(Saved entries)
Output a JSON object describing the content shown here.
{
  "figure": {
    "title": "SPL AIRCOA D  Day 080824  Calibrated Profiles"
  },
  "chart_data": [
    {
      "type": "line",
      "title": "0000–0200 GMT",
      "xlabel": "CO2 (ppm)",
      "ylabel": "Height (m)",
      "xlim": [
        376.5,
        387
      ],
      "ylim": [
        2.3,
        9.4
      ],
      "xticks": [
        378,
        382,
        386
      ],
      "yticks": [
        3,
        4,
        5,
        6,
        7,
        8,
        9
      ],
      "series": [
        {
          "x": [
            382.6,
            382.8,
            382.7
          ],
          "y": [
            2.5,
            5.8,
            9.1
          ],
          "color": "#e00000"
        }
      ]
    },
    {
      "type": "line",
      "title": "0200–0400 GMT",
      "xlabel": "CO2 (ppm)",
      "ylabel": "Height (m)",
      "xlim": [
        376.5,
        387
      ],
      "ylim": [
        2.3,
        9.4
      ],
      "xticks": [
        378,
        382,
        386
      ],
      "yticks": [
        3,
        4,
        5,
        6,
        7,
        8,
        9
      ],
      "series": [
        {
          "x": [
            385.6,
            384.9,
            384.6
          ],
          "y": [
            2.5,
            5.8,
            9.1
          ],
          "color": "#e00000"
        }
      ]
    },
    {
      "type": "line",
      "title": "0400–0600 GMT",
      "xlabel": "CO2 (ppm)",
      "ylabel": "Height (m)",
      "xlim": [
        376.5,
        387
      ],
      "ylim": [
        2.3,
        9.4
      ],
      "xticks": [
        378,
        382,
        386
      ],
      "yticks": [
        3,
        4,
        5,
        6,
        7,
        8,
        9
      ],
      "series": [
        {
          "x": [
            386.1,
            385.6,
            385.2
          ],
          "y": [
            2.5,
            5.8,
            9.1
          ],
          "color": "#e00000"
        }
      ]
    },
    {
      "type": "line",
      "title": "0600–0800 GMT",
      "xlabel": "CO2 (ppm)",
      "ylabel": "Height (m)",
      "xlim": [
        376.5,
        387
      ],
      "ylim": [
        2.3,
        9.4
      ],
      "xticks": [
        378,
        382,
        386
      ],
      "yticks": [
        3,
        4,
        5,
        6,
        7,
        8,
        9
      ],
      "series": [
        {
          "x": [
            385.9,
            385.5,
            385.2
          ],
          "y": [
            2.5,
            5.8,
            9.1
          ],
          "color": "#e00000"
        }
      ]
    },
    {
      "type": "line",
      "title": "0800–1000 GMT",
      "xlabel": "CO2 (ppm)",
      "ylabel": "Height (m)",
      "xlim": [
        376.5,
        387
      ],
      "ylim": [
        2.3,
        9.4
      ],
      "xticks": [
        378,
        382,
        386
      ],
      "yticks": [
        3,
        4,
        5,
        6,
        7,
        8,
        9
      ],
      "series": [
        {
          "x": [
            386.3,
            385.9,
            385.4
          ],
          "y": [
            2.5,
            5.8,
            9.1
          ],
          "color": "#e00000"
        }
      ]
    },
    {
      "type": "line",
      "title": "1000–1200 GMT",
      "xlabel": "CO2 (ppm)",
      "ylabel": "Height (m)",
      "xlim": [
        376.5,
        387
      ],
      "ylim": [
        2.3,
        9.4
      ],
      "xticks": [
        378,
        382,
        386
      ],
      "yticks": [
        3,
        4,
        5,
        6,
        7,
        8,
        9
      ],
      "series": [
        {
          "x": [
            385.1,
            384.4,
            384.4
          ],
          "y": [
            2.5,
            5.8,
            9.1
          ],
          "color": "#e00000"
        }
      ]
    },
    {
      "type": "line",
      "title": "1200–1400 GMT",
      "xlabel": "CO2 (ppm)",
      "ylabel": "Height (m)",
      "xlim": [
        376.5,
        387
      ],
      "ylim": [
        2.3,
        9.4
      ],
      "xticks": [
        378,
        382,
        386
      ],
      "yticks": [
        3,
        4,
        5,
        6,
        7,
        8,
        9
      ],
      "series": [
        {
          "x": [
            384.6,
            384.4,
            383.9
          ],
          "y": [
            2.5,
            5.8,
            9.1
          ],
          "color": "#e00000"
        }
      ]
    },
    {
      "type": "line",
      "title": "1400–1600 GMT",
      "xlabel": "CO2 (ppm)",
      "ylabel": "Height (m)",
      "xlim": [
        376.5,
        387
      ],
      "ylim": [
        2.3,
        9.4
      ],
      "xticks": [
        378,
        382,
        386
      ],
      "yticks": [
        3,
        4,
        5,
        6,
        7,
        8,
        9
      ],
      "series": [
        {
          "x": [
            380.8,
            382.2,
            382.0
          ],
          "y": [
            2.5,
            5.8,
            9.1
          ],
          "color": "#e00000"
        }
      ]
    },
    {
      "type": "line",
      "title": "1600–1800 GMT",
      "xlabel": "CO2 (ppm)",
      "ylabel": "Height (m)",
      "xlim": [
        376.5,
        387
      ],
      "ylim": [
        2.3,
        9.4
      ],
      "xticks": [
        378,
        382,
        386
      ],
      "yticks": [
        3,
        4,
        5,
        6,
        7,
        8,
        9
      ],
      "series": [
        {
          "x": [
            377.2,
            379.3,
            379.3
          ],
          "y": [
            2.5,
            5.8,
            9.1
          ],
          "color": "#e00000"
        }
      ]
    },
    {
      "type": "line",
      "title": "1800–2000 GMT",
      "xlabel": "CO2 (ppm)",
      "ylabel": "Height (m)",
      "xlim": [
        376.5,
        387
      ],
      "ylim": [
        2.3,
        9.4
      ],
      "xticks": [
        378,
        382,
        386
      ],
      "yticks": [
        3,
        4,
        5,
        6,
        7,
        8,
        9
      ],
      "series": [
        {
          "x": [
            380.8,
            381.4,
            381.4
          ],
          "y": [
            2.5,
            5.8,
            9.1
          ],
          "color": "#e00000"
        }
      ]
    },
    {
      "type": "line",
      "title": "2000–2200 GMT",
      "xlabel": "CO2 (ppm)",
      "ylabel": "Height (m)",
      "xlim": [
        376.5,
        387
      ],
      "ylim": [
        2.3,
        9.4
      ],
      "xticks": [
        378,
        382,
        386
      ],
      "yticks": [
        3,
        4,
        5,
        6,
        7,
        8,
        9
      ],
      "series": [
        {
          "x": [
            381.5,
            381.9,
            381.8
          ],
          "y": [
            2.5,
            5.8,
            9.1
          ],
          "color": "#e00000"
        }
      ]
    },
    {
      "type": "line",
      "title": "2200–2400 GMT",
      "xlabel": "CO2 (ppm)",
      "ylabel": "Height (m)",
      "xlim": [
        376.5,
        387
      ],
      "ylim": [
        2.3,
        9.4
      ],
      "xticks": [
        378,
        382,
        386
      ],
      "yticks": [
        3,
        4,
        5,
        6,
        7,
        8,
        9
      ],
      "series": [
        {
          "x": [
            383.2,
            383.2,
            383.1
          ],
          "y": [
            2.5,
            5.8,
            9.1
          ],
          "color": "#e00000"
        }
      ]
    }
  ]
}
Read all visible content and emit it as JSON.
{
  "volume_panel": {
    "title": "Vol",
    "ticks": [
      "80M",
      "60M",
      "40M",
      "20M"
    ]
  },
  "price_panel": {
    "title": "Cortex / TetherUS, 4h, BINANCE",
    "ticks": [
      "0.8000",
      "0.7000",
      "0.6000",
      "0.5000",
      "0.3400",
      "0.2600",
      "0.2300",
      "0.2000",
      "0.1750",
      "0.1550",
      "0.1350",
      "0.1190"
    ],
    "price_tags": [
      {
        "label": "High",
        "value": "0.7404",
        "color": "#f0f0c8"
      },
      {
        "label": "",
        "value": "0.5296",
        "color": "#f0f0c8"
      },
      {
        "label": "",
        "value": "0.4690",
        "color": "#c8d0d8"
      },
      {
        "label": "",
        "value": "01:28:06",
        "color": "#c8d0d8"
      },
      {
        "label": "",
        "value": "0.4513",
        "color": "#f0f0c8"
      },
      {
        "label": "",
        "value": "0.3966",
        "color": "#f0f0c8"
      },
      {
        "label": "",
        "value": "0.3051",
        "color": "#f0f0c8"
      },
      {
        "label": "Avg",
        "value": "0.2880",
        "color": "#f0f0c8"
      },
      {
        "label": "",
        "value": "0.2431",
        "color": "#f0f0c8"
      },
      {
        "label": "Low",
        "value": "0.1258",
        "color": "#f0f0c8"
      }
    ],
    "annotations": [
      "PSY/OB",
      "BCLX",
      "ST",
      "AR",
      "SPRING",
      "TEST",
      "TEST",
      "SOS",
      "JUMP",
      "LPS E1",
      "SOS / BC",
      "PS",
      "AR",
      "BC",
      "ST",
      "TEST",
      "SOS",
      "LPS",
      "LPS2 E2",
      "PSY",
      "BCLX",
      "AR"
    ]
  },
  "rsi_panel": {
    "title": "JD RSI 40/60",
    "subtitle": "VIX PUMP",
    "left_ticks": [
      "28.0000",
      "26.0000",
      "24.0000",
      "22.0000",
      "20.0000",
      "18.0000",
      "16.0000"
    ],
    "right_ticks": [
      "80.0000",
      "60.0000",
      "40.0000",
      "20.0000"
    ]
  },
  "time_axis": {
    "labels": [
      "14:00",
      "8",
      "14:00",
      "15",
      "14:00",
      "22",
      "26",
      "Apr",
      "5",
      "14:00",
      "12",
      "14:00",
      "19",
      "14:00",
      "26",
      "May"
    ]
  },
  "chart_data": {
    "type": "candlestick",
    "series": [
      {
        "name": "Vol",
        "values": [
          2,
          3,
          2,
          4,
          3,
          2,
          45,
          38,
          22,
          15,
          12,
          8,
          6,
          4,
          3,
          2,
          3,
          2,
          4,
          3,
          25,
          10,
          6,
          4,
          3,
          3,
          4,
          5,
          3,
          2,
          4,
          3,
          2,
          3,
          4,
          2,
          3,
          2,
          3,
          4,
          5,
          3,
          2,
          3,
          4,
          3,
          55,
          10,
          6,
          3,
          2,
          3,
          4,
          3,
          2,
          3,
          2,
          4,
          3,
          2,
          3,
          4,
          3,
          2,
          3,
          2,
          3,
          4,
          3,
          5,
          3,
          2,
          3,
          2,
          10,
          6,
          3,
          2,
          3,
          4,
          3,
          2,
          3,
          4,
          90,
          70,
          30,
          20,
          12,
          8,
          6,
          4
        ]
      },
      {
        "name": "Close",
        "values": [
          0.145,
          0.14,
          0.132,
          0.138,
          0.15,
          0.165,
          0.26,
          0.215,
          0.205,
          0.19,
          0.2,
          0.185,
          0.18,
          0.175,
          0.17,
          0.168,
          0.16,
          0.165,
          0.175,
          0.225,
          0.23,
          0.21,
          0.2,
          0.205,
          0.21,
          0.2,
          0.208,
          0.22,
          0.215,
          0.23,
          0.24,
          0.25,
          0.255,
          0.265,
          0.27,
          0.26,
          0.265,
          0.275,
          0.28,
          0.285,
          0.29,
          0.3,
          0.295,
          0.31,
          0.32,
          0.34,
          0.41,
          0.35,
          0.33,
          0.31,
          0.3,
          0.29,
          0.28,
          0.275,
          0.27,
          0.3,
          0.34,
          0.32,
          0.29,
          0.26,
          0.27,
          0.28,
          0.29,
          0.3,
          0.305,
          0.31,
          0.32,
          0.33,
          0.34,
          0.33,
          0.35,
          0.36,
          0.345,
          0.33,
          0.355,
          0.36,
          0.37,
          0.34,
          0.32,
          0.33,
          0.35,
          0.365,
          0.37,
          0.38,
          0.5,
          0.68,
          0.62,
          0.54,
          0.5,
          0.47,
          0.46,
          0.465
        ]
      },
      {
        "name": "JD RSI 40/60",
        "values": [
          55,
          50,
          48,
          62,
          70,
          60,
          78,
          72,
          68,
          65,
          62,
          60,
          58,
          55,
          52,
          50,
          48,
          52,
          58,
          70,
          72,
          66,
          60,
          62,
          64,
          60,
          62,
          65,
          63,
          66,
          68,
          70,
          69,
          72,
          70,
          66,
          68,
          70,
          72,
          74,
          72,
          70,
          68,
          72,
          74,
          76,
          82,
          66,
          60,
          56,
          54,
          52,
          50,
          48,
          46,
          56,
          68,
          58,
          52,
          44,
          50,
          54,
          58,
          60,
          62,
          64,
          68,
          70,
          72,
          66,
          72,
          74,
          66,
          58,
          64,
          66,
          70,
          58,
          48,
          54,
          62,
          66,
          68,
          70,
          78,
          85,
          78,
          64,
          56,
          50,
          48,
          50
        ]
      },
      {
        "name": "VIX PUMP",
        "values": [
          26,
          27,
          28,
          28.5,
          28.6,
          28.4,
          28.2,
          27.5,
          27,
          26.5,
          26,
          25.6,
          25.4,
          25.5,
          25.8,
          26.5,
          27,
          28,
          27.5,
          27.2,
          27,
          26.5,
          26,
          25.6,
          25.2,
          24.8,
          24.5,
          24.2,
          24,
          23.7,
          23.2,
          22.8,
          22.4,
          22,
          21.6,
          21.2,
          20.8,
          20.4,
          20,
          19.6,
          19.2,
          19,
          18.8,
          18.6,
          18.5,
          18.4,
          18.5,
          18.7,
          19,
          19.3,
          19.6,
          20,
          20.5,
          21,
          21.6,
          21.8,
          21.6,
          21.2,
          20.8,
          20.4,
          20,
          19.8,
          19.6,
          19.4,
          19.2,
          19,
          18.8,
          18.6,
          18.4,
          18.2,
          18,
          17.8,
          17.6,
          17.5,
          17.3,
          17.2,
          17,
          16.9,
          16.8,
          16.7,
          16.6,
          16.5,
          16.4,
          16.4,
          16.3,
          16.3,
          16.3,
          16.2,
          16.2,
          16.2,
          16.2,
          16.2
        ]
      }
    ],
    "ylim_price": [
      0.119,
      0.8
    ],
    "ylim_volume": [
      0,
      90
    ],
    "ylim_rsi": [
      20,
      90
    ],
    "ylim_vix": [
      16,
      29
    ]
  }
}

Aim - Among the records above, find each line holding the string "content" and pull it out.

Full answer -
Output a JSON object describing the content shown here.
Read all visible content and emit it as JSON.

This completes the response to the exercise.